◆ Task:
Gather up the lines that contain "johtimet".

◆ Dataset rows:
-=-=-
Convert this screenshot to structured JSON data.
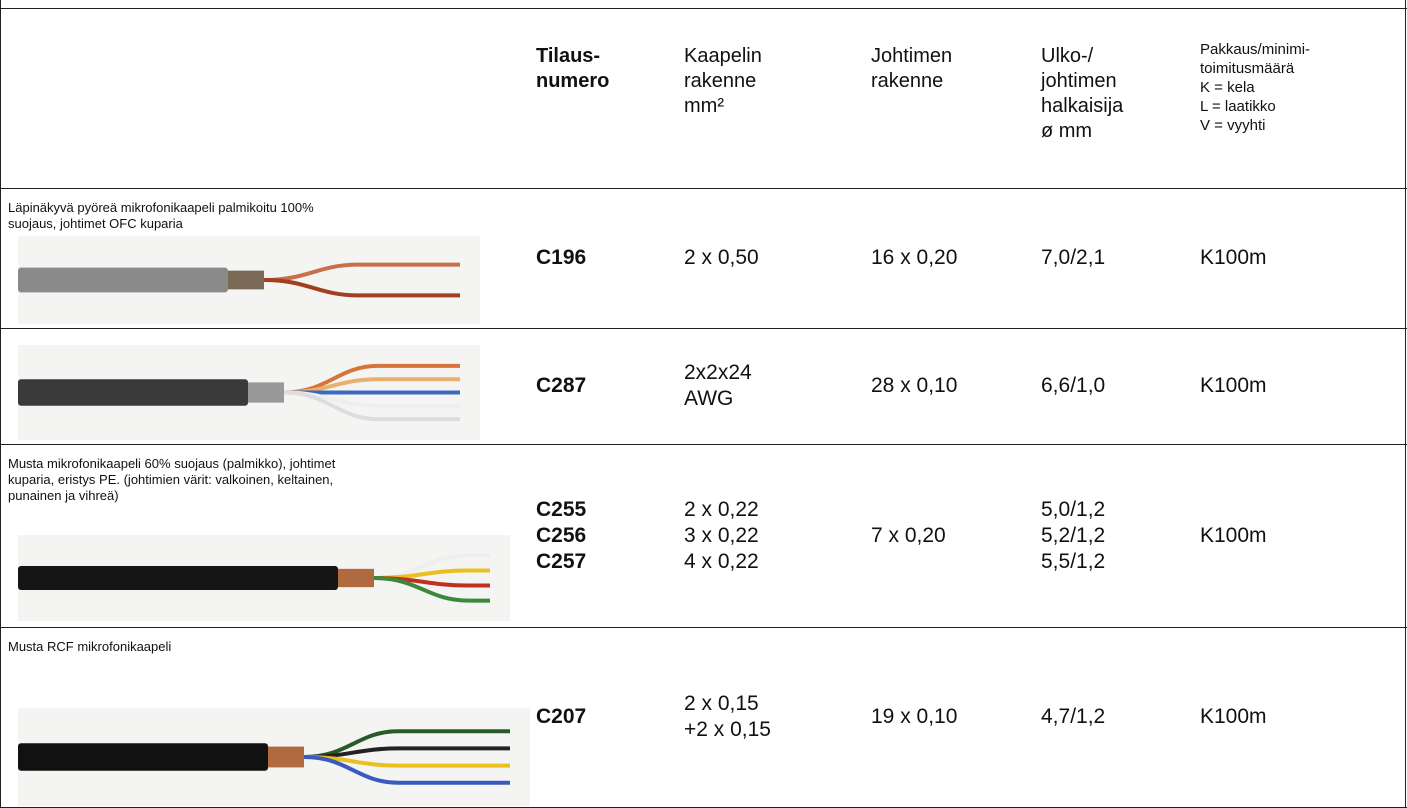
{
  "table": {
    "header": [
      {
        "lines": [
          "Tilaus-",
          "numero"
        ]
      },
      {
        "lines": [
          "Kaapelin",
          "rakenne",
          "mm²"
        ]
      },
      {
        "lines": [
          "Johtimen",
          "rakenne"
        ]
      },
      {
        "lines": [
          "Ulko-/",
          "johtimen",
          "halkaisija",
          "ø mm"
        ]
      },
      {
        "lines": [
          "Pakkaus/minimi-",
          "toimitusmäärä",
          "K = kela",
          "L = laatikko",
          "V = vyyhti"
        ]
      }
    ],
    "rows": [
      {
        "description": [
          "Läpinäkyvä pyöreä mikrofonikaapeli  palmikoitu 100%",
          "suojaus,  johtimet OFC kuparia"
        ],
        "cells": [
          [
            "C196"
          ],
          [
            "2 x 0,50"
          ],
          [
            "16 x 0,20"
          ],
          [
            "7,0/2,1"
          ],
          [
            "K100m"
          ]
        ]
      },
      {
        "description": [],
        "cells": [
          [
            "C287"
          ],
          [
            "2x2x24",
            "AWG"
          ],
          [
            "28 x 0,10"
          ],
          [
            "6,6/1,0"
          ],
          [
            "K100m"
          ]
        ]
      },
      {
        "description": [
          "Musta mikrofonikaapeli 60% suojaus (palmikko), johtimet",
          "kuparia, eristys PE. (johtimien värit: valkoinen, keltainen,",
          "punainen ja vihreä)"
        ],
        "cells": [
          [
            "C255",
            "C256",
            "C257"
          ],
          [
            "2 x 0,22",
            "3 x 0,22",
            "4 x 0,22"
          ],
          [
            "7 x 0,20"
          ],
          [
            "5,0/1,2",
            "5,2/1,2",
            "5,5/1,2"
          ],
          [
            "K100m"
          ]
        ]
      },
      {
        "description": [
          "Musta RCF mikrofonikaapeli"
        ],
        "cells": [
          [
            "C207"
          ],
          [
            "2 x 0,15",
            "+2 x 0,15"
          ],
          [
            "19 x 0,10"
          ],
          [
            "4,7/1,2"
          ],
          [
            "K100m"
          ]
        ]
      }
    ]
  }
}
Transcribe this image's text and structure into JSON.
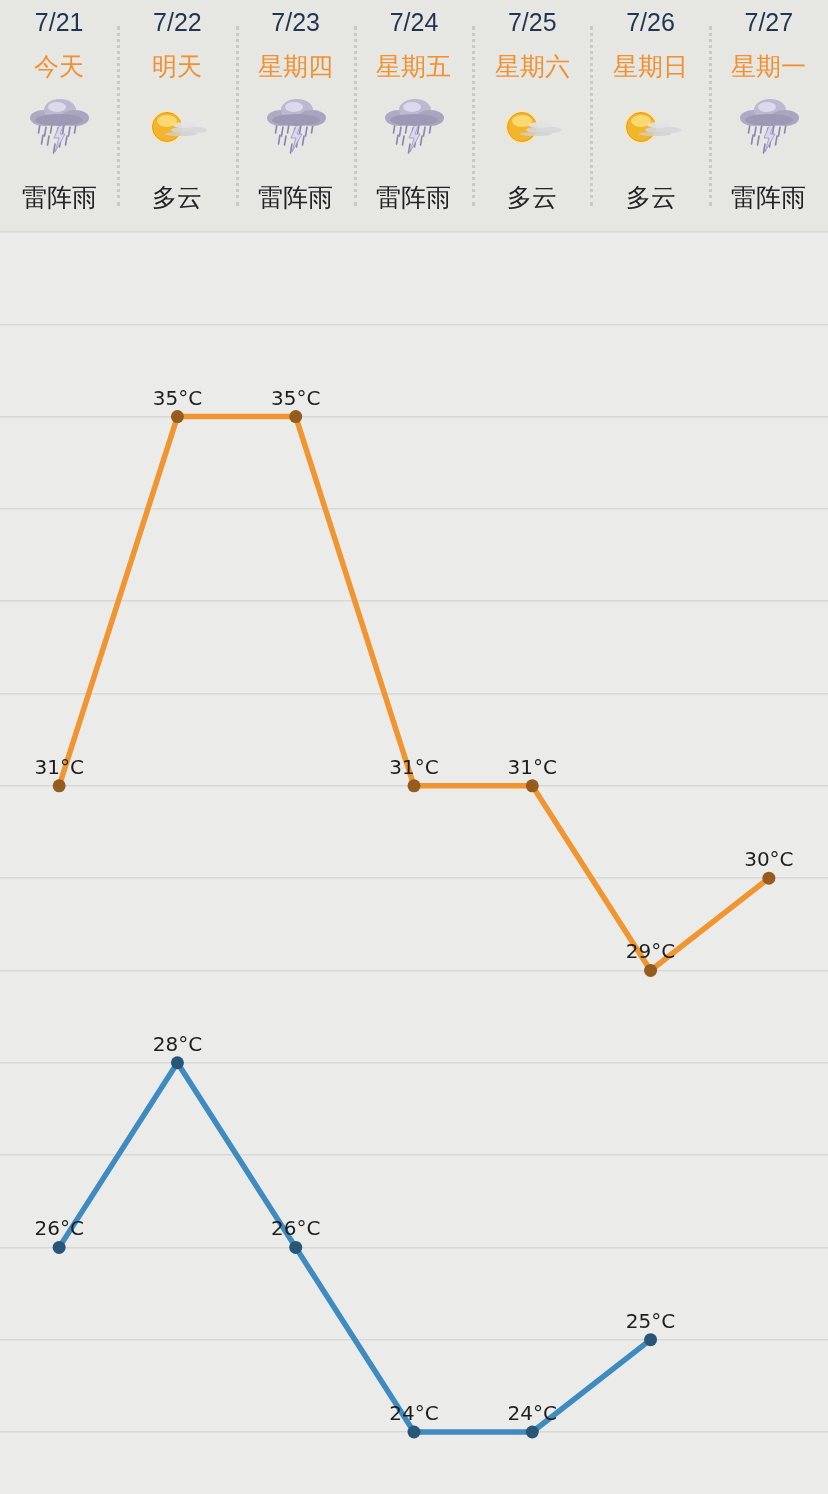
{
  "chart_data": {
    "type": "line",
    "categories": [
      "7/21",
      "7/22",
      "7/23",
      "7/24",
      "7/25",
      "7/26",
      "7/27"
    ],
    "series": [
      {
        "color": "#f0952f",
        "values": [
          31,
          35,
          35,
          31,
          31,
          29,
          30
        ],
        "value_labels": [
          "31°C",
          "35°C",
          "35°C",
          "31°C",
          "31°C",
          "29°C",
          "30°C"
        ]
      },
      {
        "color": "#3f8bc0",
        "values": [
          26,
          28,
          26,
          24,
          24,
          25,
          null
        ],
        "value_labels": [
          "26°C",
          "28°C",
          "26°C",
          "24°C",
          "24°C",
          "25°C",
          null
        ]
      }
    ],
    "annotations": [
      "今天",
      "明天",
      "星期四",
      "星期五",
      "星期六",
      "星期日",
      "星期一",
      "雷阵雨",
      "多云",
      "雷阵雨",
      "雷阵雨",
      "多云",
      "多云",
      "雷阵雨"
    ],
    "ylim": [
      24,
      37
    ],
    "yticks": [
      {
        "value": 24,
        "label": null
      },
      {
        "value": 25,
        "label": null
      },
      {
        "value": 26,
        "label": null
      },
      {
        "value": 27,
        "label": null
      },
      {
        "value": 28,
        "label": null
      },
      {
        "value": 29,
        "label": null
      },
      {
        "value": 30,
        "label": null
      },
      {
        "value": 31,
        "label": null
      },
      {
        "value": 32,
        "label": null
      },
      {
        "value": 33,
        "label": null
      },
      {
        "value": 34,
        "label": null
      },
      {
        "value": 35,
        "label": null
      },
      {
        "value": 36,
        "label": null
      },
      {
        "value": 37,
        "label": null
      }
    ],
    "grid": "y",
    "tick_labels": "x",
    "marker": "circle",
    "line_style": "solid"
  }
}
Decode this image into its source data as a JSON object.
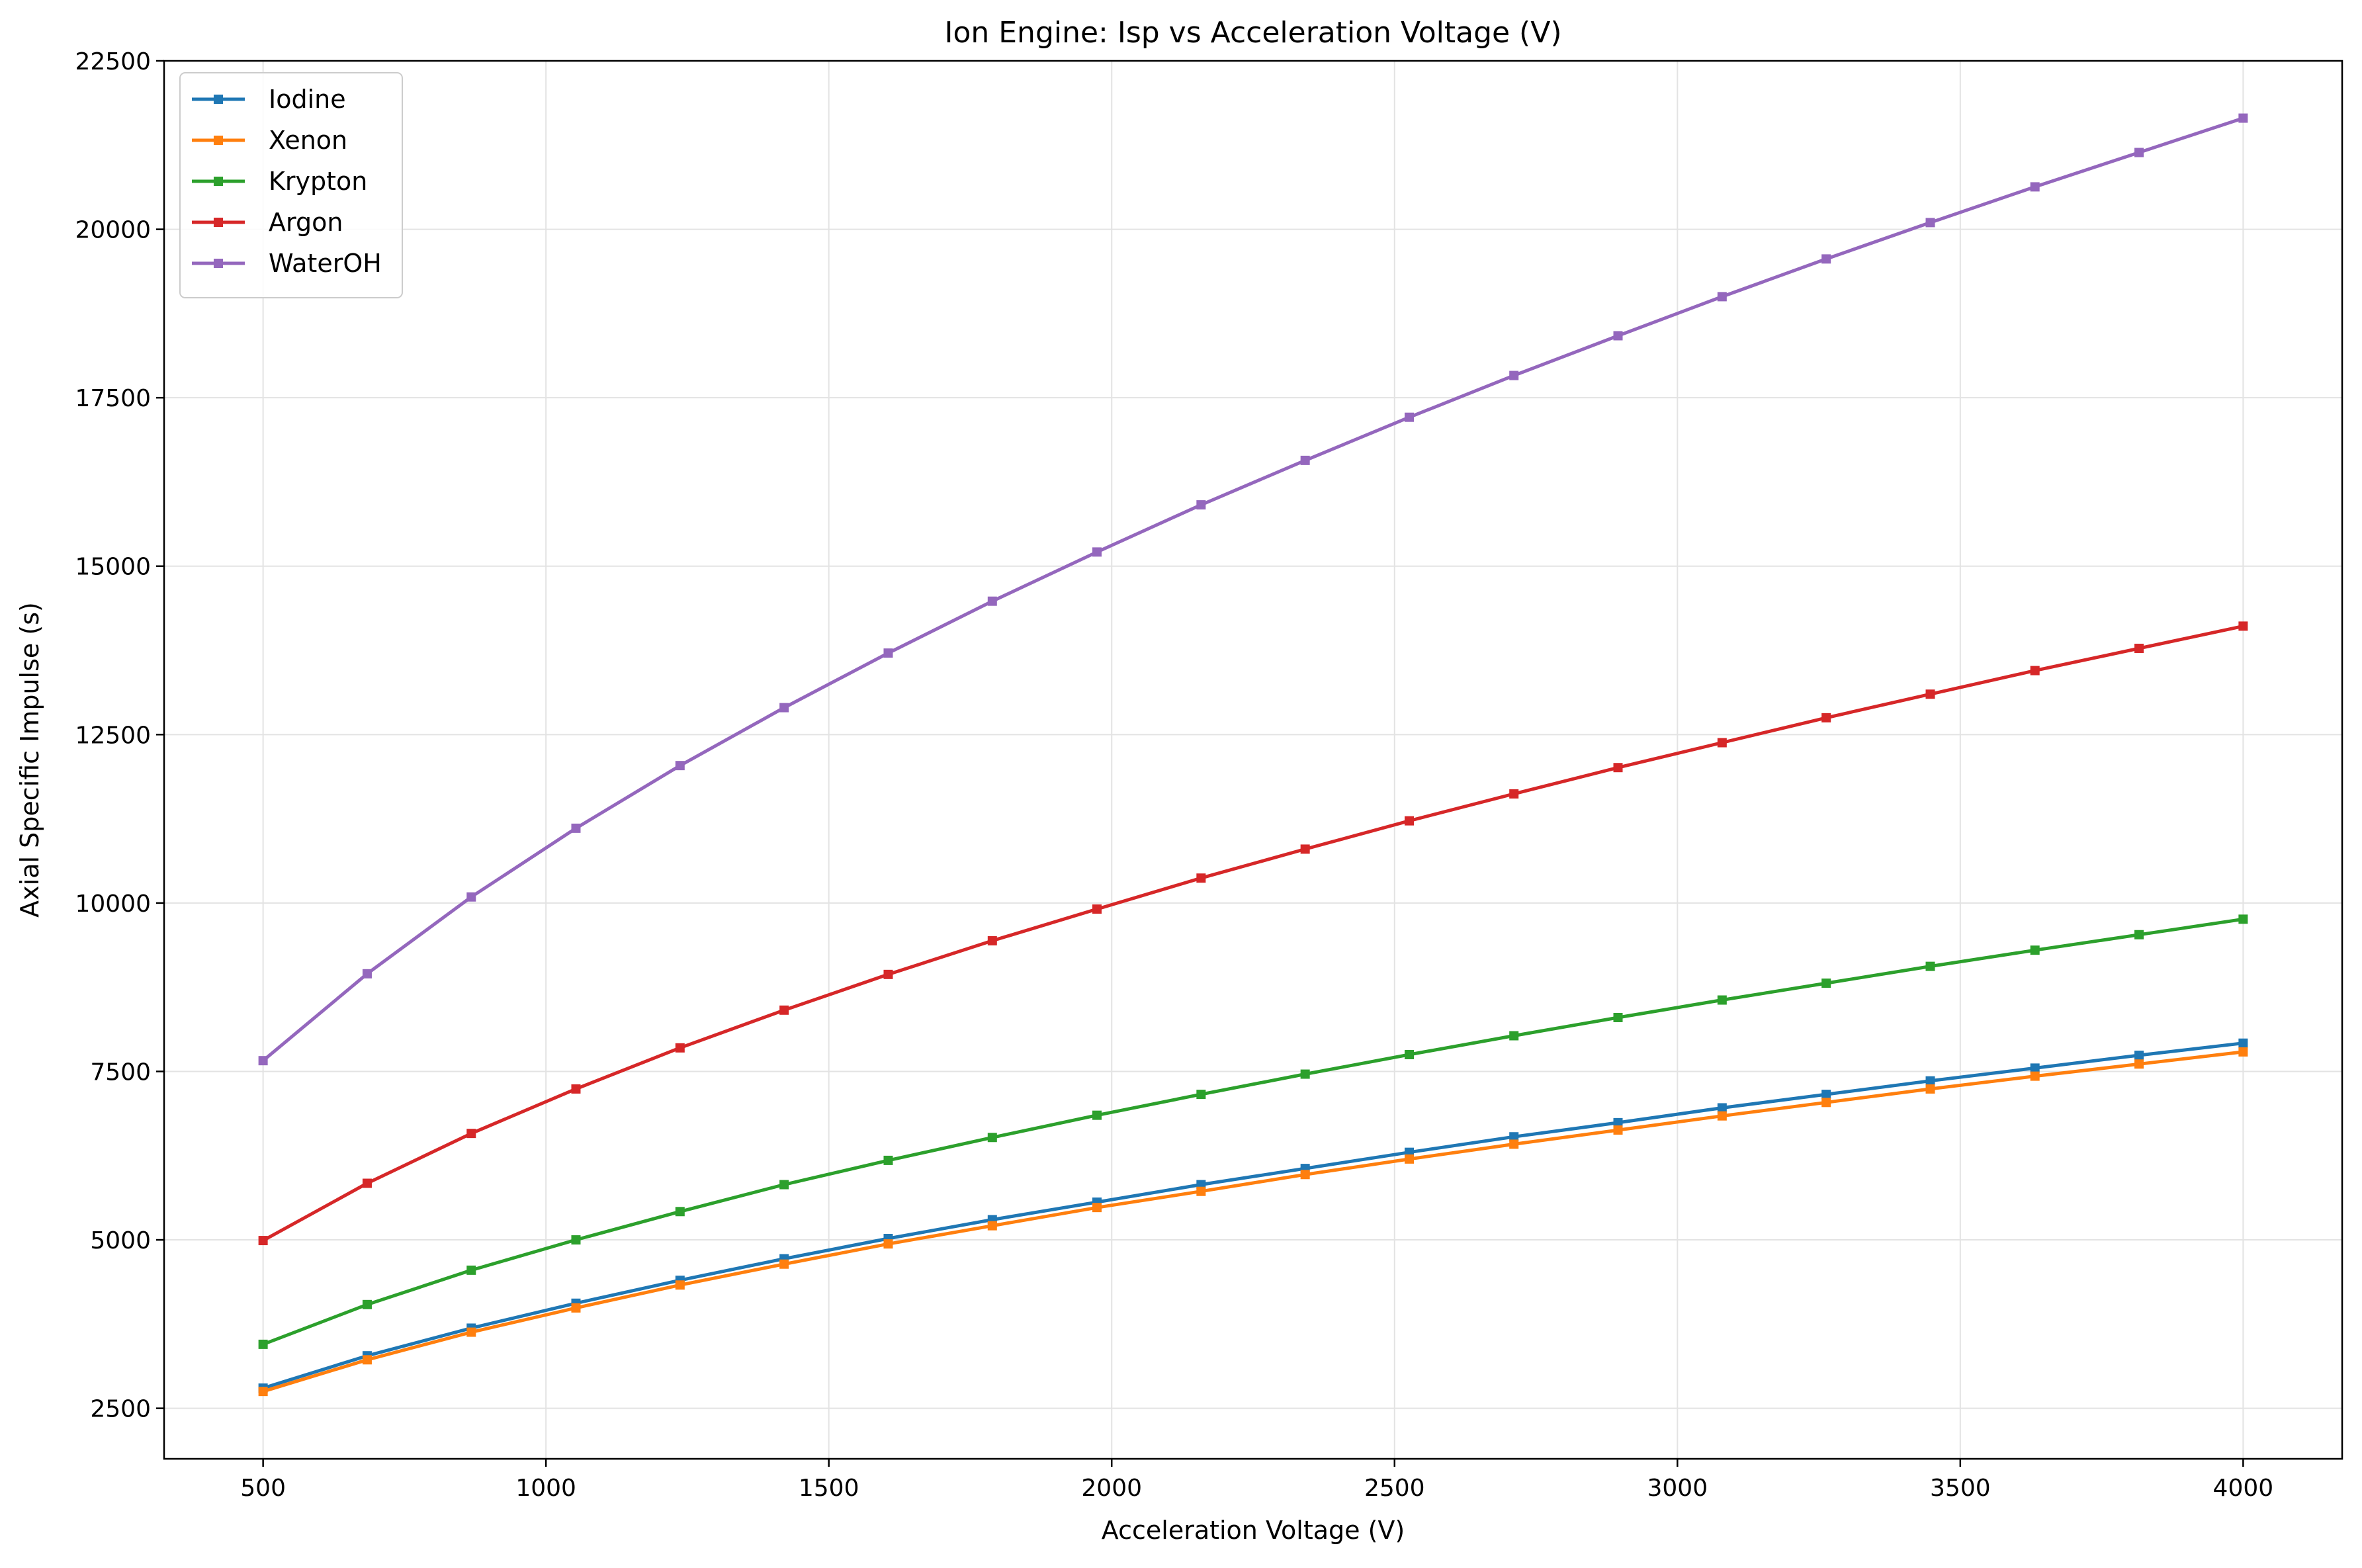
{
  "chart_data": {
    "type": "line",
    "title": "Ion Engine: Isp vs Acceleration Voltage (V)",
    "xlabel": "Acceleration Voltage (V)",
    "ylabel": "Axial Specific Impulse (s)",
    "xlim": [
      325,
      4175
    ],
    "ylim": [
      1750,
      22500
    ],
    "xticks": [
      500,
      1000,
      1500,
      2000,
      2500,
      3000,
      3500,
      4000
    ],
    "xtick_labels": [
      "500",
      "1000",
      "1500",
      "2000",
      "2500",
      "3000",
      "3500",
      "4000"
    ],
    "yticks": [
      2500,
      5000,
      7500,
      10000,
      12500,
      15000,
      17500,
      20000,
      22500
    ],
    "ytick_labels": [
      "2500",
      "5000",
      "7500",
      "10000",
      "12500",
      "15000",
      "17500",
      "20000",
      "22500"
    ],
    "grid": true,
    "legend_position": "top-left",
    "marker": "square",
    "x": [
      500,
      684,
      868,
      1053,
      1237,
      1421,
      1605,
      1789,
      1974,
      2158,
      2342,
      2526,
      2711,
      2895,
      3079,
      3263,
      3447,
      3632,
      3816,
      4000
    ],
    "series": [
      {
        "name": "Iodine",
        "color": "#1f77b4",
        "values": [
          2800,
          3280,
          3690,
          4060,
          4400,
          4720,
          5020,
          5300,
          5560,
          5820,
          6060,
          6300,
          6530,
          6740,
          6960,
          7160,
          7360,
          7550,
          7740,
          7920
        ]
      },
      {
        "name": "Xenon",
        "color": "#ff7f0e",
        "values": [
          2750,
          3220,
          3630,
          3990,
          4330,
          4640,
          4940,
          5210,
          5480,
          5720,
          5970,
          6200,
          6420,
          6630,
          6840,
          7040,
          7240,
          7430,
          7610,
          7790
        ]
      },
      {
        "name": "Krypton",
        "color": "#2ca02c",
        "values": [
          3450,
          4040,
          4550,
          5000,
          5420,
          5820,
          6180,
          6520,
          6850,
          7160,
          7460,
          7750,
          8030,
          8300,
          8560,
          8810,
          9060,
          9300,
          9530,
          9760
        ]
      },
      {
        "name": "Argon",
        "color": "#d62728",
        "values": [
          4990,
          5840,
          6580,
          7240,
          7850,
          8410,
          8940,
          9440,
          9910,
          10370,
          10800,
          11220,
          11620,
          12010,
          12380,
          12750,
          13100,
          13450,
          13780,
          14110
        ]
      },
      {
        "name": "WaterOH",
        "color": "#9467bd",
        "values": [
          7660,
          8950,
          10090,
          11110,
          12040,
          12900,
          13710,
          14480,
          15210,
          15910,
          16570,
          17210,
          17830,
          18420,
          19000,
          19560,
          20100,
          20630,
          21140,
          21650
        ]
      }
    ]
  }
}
-=-=-
◆ Result of the exercise:
          "suojaus,  johtimet OFC kuparia"
          "Musta mikrofonikaapeli 60% suojaus (palmikko), johtimet",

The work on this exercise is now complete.